#### [Written exercise]
Go through the material below, count the lines with the word "true", and reply with the count alone.

#### [Provided material]
__________

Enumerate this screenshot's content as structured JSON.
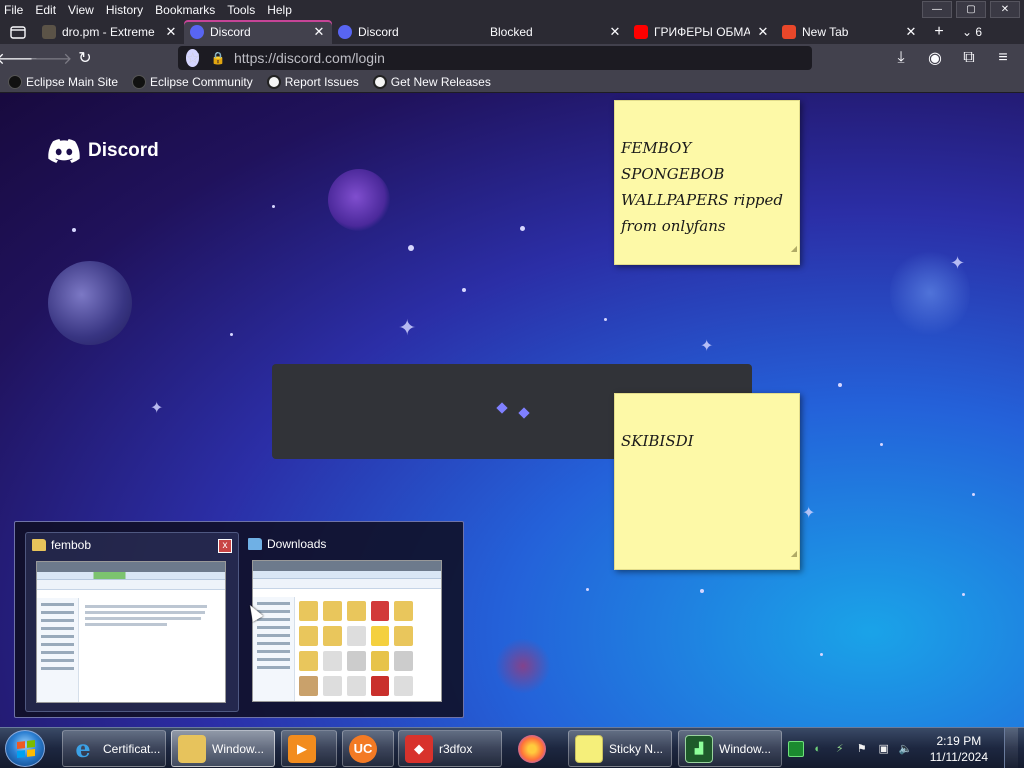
{
  "menu": [
    "File",
    "Edit",
    "View",
    "History",
    "Bookmarks",
    "Tools",
    "Help"
  ],
  "window_controls": {
    "minimize": "—",
    "maximize": "▢",
    "close": "✕"
  },
  "tabs": [
    {
      "label": "dro.pm - Extreme",
      "close": "✕",
      "favicon_color": "#5b5347"
    },
    {
      "label": "Discord",
      "close": "✕",
      "favicon_color": "#5865f2",
      "active": true
    },
    {
      "label": "Discord",
      "close": "",
      "favicon_color": "#5865f2"
    },
    {
      "label": "Blocked",
      "close": "✕",
      "favicon_color": ""
    },
    {
      "label": "ГРИФЕРЫ ОБМА",
      "close": "✕",
      "favicon_color": "#ff0000"
    },
    {
      "label": "New Tab",
      "close": "✕",
      "favicon_color": "#e8472a"
    }
  ],
  "tab_list_count": "6",
  "tab_new": "+",
  "url": "https://discord.com/login",
  "bookmarks": [
    {
      "label": "Eclipse Main Site",
      "icon": "eclipse-icon"
    },
    {
      "label": "Eclipse Community",
      "icon": "eclipse-icon"
    },
    {
      "label": "Report Issues",
      "icon": "github-icon"
    },
    {
      "label": "Get New Releases",
      "icon": "github-icon"
    }
  ],
  "discord": {
    "logo_text": "Discord",
    "brand_color": "#5865f2"
  },
  "sticky_notes": [
    {
      "text": "FEMBOY SPONGEBOB WALLPAPERS ripped from onlyfans"
    },
    {
      "text": "SKIBISDI"
    }
  ],
  "thumbnails": [
    {
      "title": "fembob",
      "close": "x"
    },
    {
      "title": "Downloads"
    }
  ],
  "taskbar": {
    "items": [
      {
        "label": "Certificat...",
        "icon": "internet-explorer-icon"
      },
      {
        "label": "Window...",
        "icon": "windows-explorer-icon",
        "active": true
      },
      {
        "label": "",
        "icon": "media-player-icon"
      },
      {
        "label": "",
        "icon": "uc-browser-icon"
      },
      {
        "label": "r3dfox",
        "icon": "r3dfox-icon"
      },
      {
        "label": "",
        "icon": "firefox-icon"
      },
      {
        "label": "Sticky N...",
        "icon": "sticky-notes-icon"
      },
      {
        "label": "Window...",
        "icon": "task-manager-icon"
      }
    ],
    "time": "2:19 PM",
    "date": "11/11/2024"
  }
}
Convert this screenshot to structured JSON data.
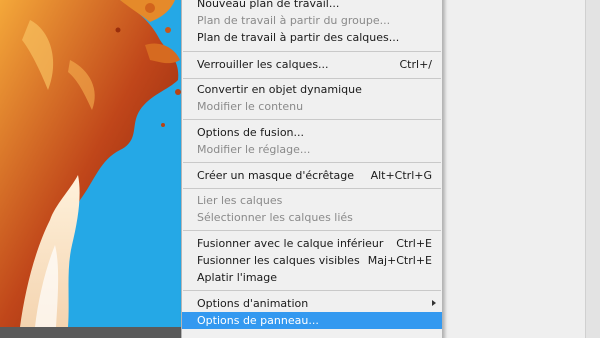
{
  "menu": {
    "items": [
      {
        "label": "Nouveau plan de travail...",
        "shortcut": "",
        "state": "enabled"
      },
      {
        "label": "Plan de travail à partir du groupe...",
        "shortcut": "",
        "state": "disabled"
      },
      {
        "label": "Plan de travail à partir des calques...",
        "shortcut": "",
        "state": "enabled"
      },
      {
        "label": "Verrouiller les calques...",
        "shortcut": "Ctrl+/",
        "state": "enabled"
      },
      {
        "label": "Convertir en objet dynamique",
        "shortcut": "",
        "state": "enabled"
      },
      {
        "label": "Modifier le contenu",
        "shortcut": "",
        "state": "disabled"
      },
      {
        "label": "Options de fusion...",
        "shortcut": "",
        "state": "enabled"
      },
      {
        "label": "Modifier le réglage...",
        "shortcut": "",
        "state": "disabled"
      },
      {
        "label": "Créer un masque d'écrêtage",
        "shortcut": "Alt+Ctrl+G",
        "state": "enabled"
      },
      {
        "label": "Lier les calques",
        "shortcut": "",
        "state": "disabled"
      },
      {
        "label": "Sélectionner les calques liés",
        "shortcut": "",
        "state": "disabled"
      },
      {
        "label": "Fusionner avec le calque inférieur",
        "shortcut": "Ctrl+E",
        "state": "enabled"
      },
      {
        "label": "Fusionner les calques visibles",
        "shortcut": "Maj+Ctrl+E",
        "state": "enabled"
      },
      {
        "label": "Aplatir l'image",
        "shortcut": "",
        "state": "enabled"
      },
      {
        "label": "Options d'animation",
        "shortcut": "",
        "state": "enabled",
        "submenu": true
      },
      {
        "label": "Options de panneau...",
        "shortcut": "",
        "state": "selected"
      }
    ]
  },
  "colors": {
    "canvas_background": "#25a8e6",
    "menu_background": "#f0f0f0",
    "selection": "#3399f0",
    "disabled_text": "#8a8a8a"
  }
}
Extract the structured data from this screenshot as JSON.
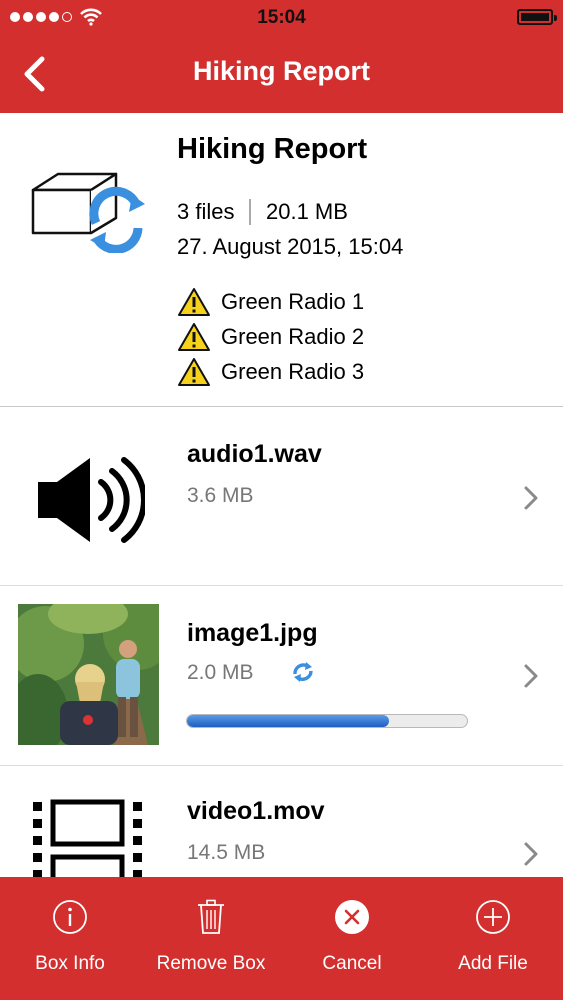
{
  "status_bar": {
    "time": "15:04"
  },
  "nav": {
    "title": "Hiking Report"
  },
  "box": {
    "title": "Hiking Report",
    "files_count": "3 files",
    "total_size": "20.1 MB",
    "date": "27. August 2015, 15:04",
    "warnings": [
      "Green Radio 1",
      "Green Radio 2",
      "Green Radio 3"
    ]
  },
  "files": [
    {
      "name": "audio1.wav",
      "size": "3.6 MB",
      "icon": "speaker-icon"
    },
    {
      "name": "image1.jpg",
      "size": "2.0 MB",
      "icon": "image-thumbnail",
      "upload_progress": 0.72
    },
    {
      "name": "video1.mov",
      "size": "14.5 MB",
      "icon": "film-icon"
    }
  ],
  "toolbar": {
    "box_info": "Box Info",
    "remove_box": "Remove Box",
    "cancel": "Cancel",
    "add_file": "Add File"
  },
  "colors": {
    "brand": "#d32f2f",
    "sync_blue": "#3a8fde",
    "progress": "#2f6fd1",
    "warning": "#f6d21c"
  }
}
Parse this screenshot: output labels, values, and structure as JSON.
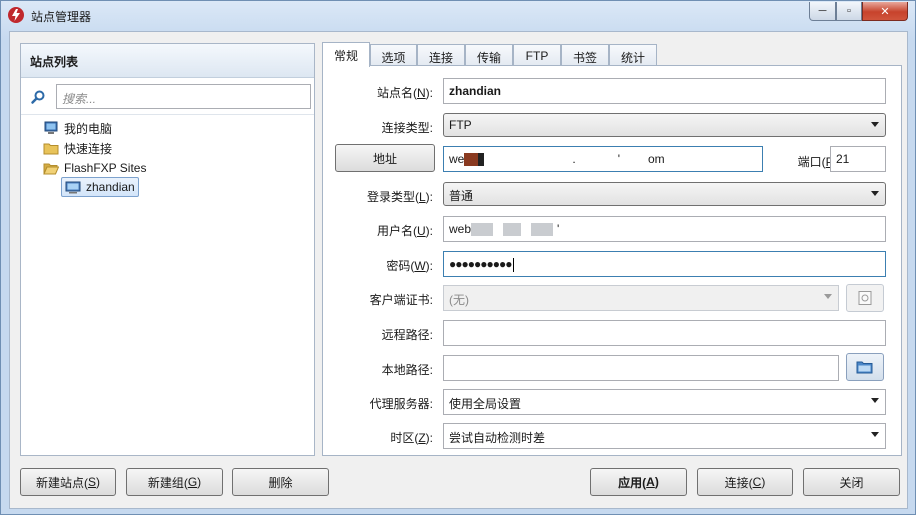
{
  "window": {
    "title": "站点管理器",
    "min": "─",
    "max": "▫",
    "close": "✕"
  },
  "left_panel": {
    "header": "站点列表",
    "search_placeholder": "搜索...",
    "tree": {
      "my_computer": "我的电脑",
      "quick_connect": "快速连接",
      "sites_folder": "FlashFXP Sites",
      "site": "zhandian"
    }
  },
  "tabs": [
    "常规",
    "选项",
    "连接",
    "传输",
    "FTP",
    "书签",
    "统计"
  ],
  "form": {
    "site_name_label": "站点名(",
    "site_name_key": "N",
    "site_name_value": "zhandian",
    "conn_type_label": "连接类型:",
    "conn_type_value": "FTP",
    "address_button": "地址",
    "address_prefix": "we",
    "address_dot": ".",
    "address_mark": "'",
    "address_suffix": "om",
    "port_label": "端口(",
    "port_key": "P",
    "port_value": "21",
    "login_type_label": "登录类型(",
    "login_type_key": "L",
    "login_type_value": "普通",
    "username_label": "用户名(",
    "username_key": "U",
    "username_prefix": "web",
    "username_suffix": "'",
    "password_label": "密码(",
    "password_key": "W",
    "password_value": "●●●●●●●●●●",
    "client_cert_label": "客户端证书:",
    "client_cert_value": "(无)",
    "remote_path_label": "远程路径:",
    "remote_path_value": "",
    "local_path_label": "本地路径:",
    "local_path_value": "",
    "proxy_label": "代理服务器:",
    "proxy_value": "使用全局设置",
    "timezone_label": "时区(",
    "timezone_key": "Z",
    "timezone_value": "尝试自动检测时差"
  },
  "buttons": {
    "new_site": "新建站点(",
    "new_site_key": "S",
    "new_group": "新建组(",
    "new_group_key": "G",
    "delete": "删除",
    "apply": "应用(",
    "apply_key": "A",
    "connect": "连接(",
    "connect_key": "C",
    "close": "关闭"
  },
  "colors": {
    "accent": "#3c7fb1",
    "window_frame": "#c6d9ef",
    "close_button": "#c7432c"
  }
}
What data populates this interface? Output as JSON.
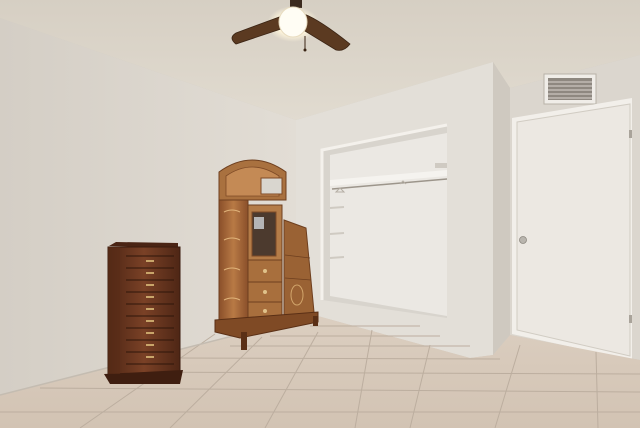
{
  "scene": {
    "description_type": "photo-of-room",
    "watermark": "",
    "palette": {
      "ceiling": "#ddd6cb",
      "left_wall": "#dcd7cf",
      "back_wall": "#e4e0d9",
      "right_wall": "#d8d3cb",
      "closet_interior": "#e9e6e1",
      "door": "#ece8e2",
      "floor_tile": "#d9cbbb",
      "grout": "#bfb1a2",
      "wood_dark": "#6b3a22",
      "wood_mid": "#a36a3c",
      "wood_light": "#c48a55",
      "fan_blade": "#5a3a22",
      "light_glow": "#fff8e6"
    },
    "objects": [
      "ceiling-fan",
      "hvac-vent",
      "jewelry-armoire",
      "ornate-wardrobe",
      "open-closet",
      "closet-door",
      "tile-floor"
    ]
  }
}
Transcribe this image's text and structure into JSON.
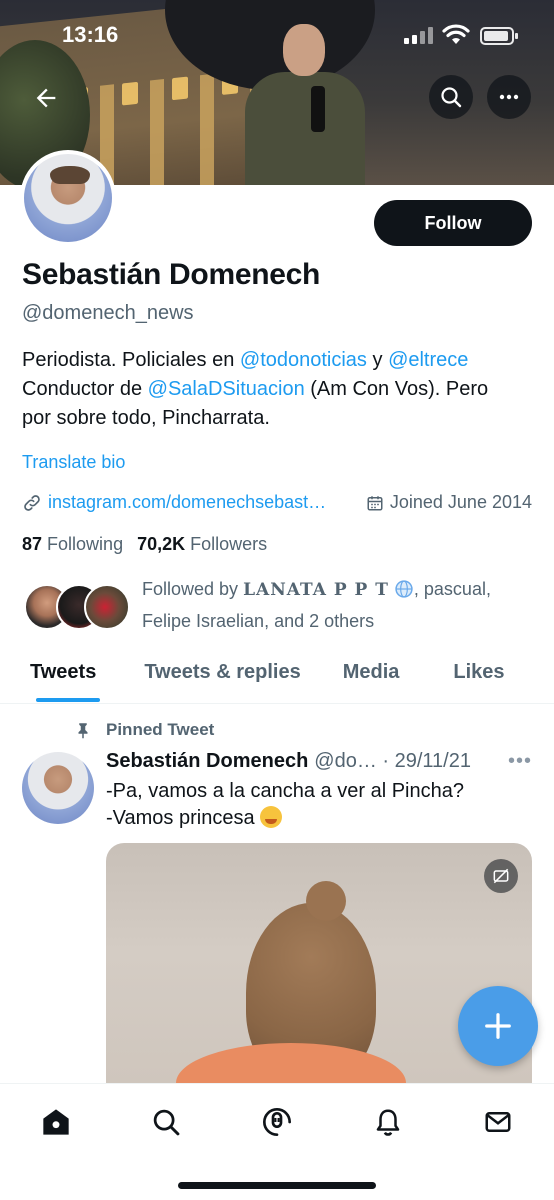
{
  "status_bar": {
    "time": "13:16"
  },
  "profile": {
    "name": "Sebastián Domenech",
    "handle": "@domenech_news",
    "follow_label": "Follow",
    "bio": {
      "line1_pre": "Periodista. Policiales en ",
      "mention1": "@todonoticias",
      "line1_mid": " y ",
      "mention2": "@eltrece",
      "line2_pre": "Conductor de ",
      "mention3": "@SalaDSituacion",
      "line2_post": " (Am Con Vos). Pero",
      "line3": "por sobre todo, Pincharrata."
    },
    "translate_label": "Translate bio",
    "website": "instagram.com/domenechsebast…",
    "joined": "Joined June 2014",
    "following_count": "87",
    "following_label": "Following",
    "followers_count": "70,2K",
    "followers_label": "Followers",
    "followed_by": {
      "prefix": "Followed by ",
      "name1": "LANATA P P T",
      "rest1": ", pascual,",
      "line2": "Felipe Israelian, and 2 others"
    }
  },
  "tabs": [
    {
      "label": "Tweets",
      "active": true
    },
    {
      "label": "Tweets & replies",
      "active": false
    },
    {
      "label": "Media",
      "active": false
    },
    {
      "label": "Likes",
      "active": false
    }
  ],
  "tweet": {
    "pinned_label": "Pinned Tweet",
    "author": "Sebastián Domenech",
    "handle_date": "@do… · 29/11/21",
    "more": "•••",
    "line1": "-Pa, vamos a la cancha a ver al Pincha?",
    "line2": "-Vamos princesa"
  },
  "icons": {
    "back": "arrow-left-icon",
    "search": "search-icon",
    "more": "more-dots-icon",
    "link": "link-icon",
    "calendar": "calendar-icon",
    "pin": "pin-icon",
    "compose": "plus-icon",
    "nav": [
      "home-icon",
      "search-icon",
      "spaces-icon",
      "bell-icon",
      "mail-icon"
    ]
  },
  "colors": {
    "accent": "#1d9bf0",
    "text": "#0f1419",
    "secondary": "#536471",
    "fab": "#4a9de8"
  }
}
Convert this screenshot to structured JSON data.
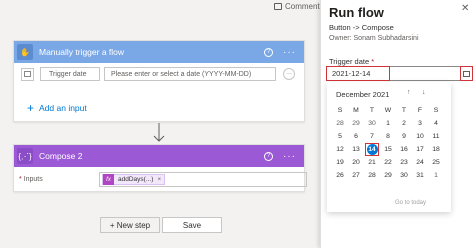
{
  "header": {
    "comments_label": "Comments"
  },
  "trigger": {
    "title": "Manually trigger a flow",
    "input_label": "Trigger date",
    "input_placeholder": "Please enter or select a date (YYYY-MM-DD)",
    "add_input_label": "Add an input"
  },
  "compose": {
    "title": "Compose 2",
    "inputs_label": "Inputs",
    "required_mark": "*",
    "token_label": "addDays(...)",
    "token_icon": "fx"
  },
  "buttons": {
    "new_step": "+ New step",
    "save": "Save"
  },
  "panel": {
    "title": "Run flow",
    "flow_name": "Button -> Compose",
    "owner": "Owner: Sonam Subhadarsini",
    "field_label": "Trigger date",
    "required_mark": "*",
    "field_value": "2021-12-14",
    "calendar": {
      "month_label": "December 2021",
      "weekdays": [
        "S",
        "M",
        "T",
        "W",
        "T",
        "F",
        "S"
      ],
      "weeks": [
        [
          "28",
          "29",
          "30",
          "1",
          "2",
          "3",
          "4"
        ],
        [
          "5",
          "6",
          "7",
          "8",
          "9",
          "10",
          "11"
        ],
        [
          "12",
          "13",
          "14",
          "15",
          "16",
          "17",
          "18"
        ],
        [
          "19",
          "20",
          "21",
          "22",
          "23",
          "24",
          "25"
        ],
        [
          "26",
          "27",
          "28",
          "29",
          "30",
          "31",
          "1"
        ]
      ],
      "selected_day": "14",
      "go_to_today": "Go to today"
    }
  },
  "colors": {
    "trigger_header": "#7aa7e6",
    "compose_header": "#9b59d6",
    "accent_blue": "#0078d4",
    "highlight_red": "#d13438"
  }
}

__________

#### [Exercise solution]
4